Using the kitchen that a friend offered up, our chef for the night was Maria, a native of Peru, who gave us a lesson in ceviche — that beloved raw fish dish one “cooks” in lime juice — a classic chicken dish called aji de gallina, and sweet filled alfajores.

We all got to work squeezing limes, chopping onions, mixing dough, and swapping travel-food stories. We discovered some great cooking tips, like how to make instant dulce de leche by sticking a can of condensed milk in a boiling pot of water and letting it simmer for a few hours. We also learned how to properly plate Peruvian ceviche, a style that includes two kinds of corn, yam, iceberg lettuce (for show. Ok, I ate it!) and of course delicious white fish, smothered in onions and tangy lime juice.

Given information

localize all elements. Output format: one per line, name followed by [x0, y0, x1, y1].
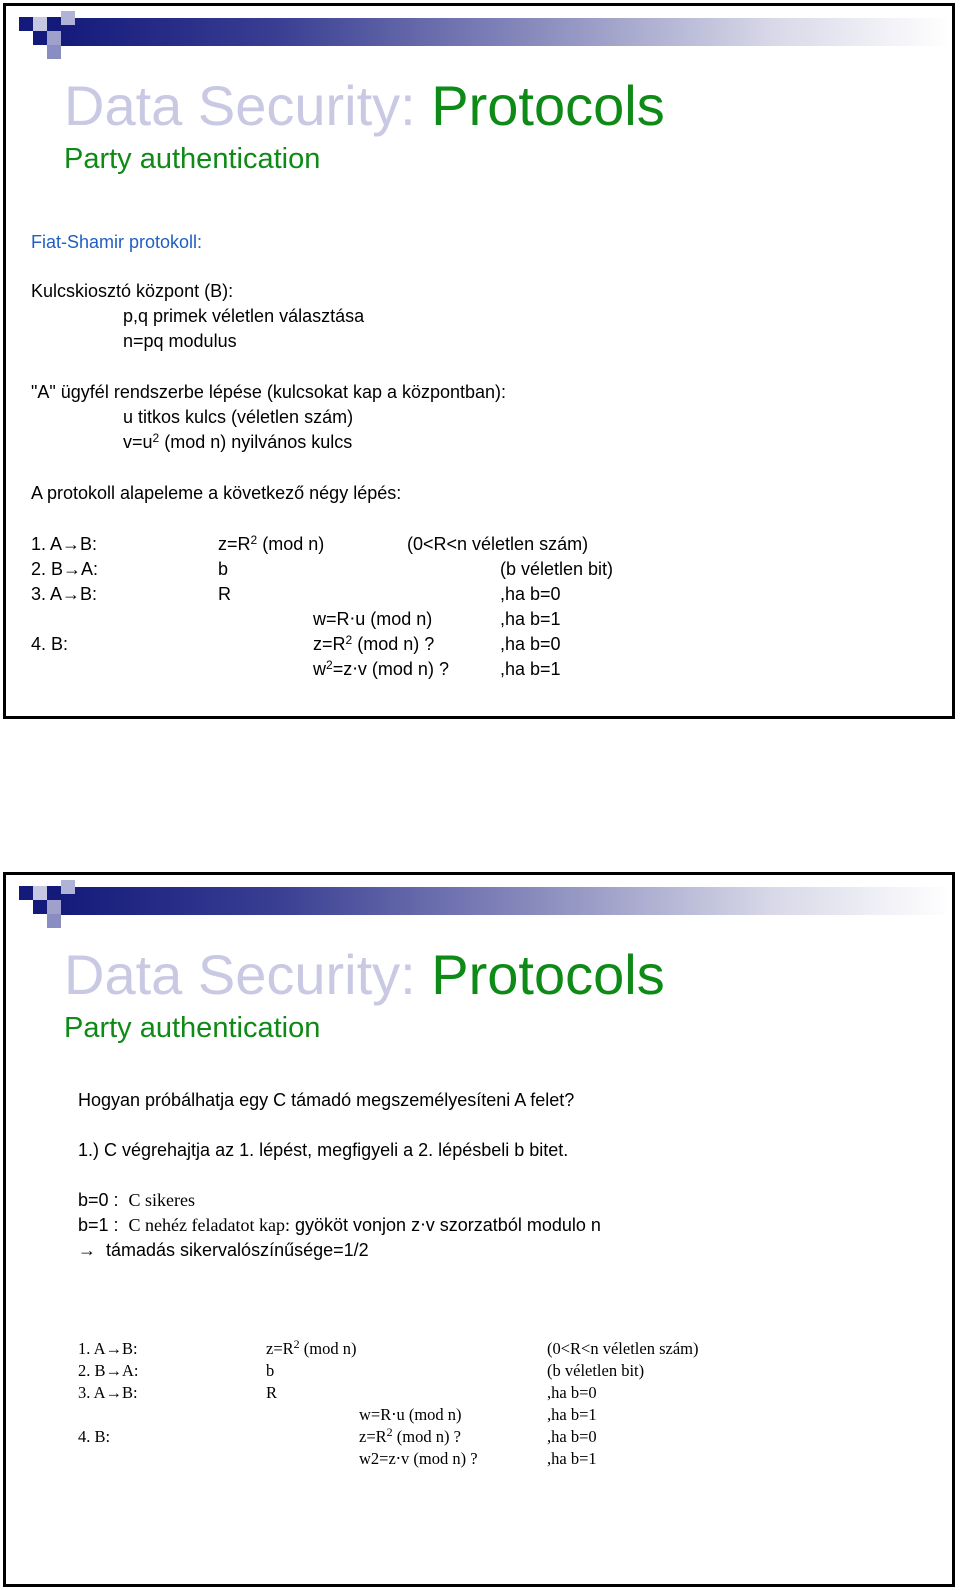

What you need to do
A - Translate this sentence from the text on the Peruvian cooking lesson into Spanish: "We all got to work squeezing limes, chopping onions, mixing dough, and swapping travel-food stories."
B - Carry on the account of the Peruvian cooking lesson from the point where it stops.

Task-by-task outputs
A - Todos nos pusimos manos a la obra exprimiendo limones, picando cebollas, mezclando masa e intercambiando historias de comida de viaje.

B -
Two hours after we started, we all sat down at a long communal table, the full moon glistening over the city (the kitchen we were using had the most amazing view. Bonus!), to enjoy the foods of our labor. We asked Maria how she learned to cook and she said that in Peru, her abuela is a master home chef and taught her all these recipes. She also told us that her abuela won’t like her sharing them with us. Good cooking is a way to a man’s heart and you don’t want just anyone to know how to make all the good dishes. Sworn to secrecy, Sam Love and I left that evening with over-stuffed bellies, a few lovely new friends, the recipes to throw a super-authentic Peruvian dinner party (that not even friends of Abuela can replicate) and, I kid you not, leftovers.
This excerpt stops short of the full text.